» MATERIAL PROVIDED:
══════════

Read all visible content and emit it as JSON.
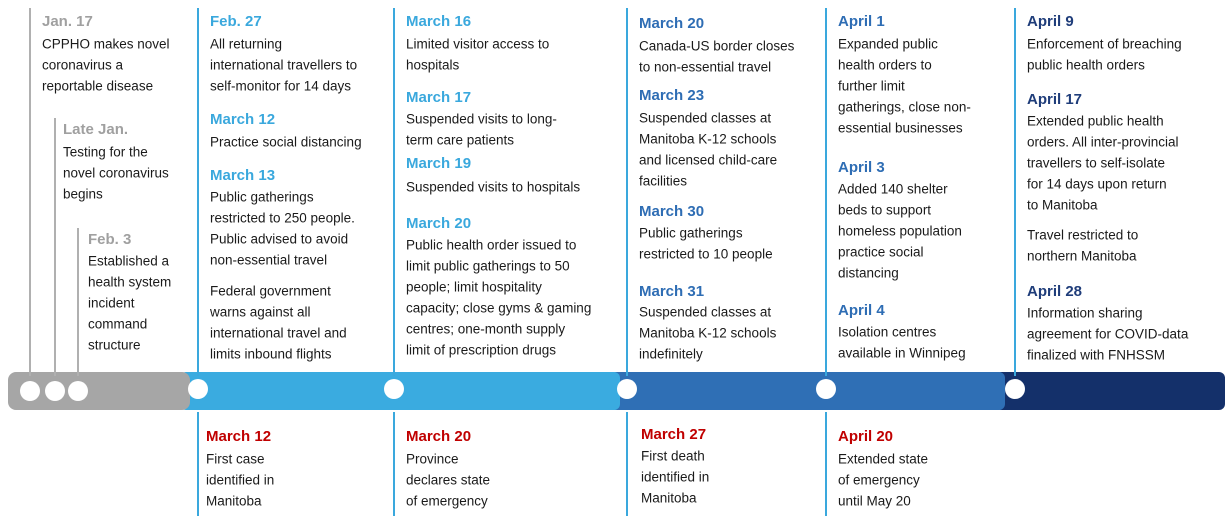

══════════

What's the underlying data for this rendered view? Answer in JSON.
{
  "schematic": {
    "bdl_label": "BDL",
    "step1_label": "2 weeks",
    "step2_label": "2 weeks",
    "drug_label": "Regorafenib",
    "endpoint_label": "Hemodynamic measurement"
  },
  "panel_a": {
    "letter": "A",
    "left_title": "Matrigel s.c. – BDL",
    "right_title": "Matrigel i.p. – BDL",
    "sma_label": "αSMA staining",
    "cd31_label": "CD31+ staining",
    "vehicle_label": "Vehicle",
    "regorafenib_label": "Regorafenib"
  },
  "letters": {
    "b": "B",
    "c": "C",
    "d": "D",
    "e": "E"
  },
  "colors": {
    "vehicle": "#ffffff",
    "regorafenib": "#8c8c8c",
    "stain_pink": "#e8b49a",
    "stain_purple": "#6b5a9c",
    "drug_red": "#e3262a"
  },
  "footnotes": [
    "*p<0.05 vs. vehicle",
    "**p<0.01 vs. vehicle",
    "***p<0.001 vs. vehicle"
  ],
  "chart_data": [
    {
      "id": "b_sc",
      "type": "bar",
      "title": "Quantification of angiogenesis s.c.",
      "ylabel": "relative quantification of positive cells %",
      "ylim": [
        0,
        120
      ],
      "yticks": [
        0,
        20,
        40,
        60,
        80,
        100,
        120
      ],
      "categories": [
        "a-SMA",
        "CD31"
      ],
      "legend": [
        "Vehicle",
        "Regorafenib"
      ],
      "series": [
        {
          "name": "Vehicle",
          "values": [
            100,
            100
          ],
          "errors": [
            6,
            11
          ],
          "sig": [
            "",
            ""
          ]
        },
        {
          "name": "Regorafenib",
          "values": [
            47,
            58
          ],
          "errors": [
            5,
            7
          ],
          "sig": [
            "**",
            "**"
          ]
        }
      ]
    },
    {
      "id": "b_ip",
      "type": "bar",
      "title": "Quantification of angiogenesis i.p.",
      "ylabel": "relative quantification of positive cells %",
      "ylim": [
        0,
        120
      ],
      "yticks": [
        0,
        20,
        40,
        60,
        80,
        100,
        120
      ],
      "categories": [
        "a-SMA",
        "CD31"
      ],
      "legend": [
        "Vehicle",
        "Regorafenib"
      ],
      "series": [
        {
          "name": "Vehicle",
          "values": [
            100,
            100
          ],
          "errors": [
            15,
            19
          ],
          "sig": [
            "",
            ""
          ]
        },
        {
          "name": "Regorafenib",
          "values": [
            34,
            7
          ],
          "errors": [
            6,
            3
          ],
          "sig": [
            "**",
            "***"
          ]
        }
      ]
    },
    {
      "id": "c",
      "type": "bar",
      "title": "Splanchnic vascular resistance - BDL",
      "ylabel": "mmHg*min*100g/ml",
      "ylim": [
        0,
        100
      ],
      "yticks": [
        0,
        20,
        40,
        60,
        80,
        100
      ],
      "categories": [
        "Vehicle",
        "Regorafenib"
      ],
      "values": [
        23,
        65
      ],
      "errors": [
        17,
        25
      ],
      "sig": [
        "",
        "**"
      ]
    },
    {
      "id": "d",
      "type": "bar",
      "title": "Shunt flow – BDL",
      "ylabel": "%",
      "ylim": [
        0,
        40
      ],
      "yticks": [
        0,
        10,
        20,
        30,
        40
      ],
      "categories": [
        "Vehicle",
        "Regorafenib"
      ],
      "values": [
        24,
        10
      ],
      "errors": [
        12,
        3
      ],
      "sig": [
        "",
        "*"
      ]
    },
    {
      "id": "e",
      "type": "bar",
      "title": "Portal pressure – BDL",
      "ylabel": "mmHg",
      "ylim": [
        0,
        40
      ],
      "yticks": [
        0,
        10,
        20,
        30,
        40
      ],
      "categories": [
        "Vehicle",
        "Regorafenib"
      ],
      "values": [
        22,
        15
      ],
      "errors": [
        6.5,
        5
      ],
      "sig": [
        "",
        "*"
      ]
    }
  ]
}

══════════

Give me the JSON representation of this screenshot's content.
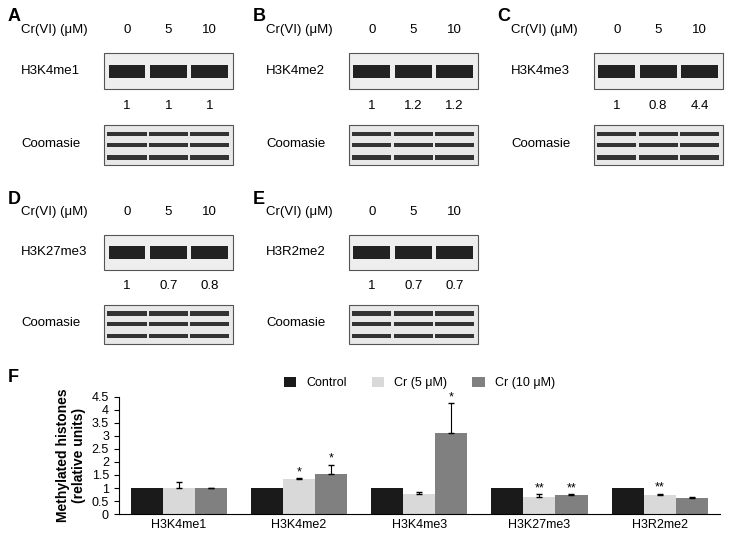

══════════

» TASK INSTRUCTIONS:
Return all lines in the entries above that carry the word "content".

» RESULT:
Read all visible content and emit it as JSON.
Give me the JSON representation of this screenshot's content.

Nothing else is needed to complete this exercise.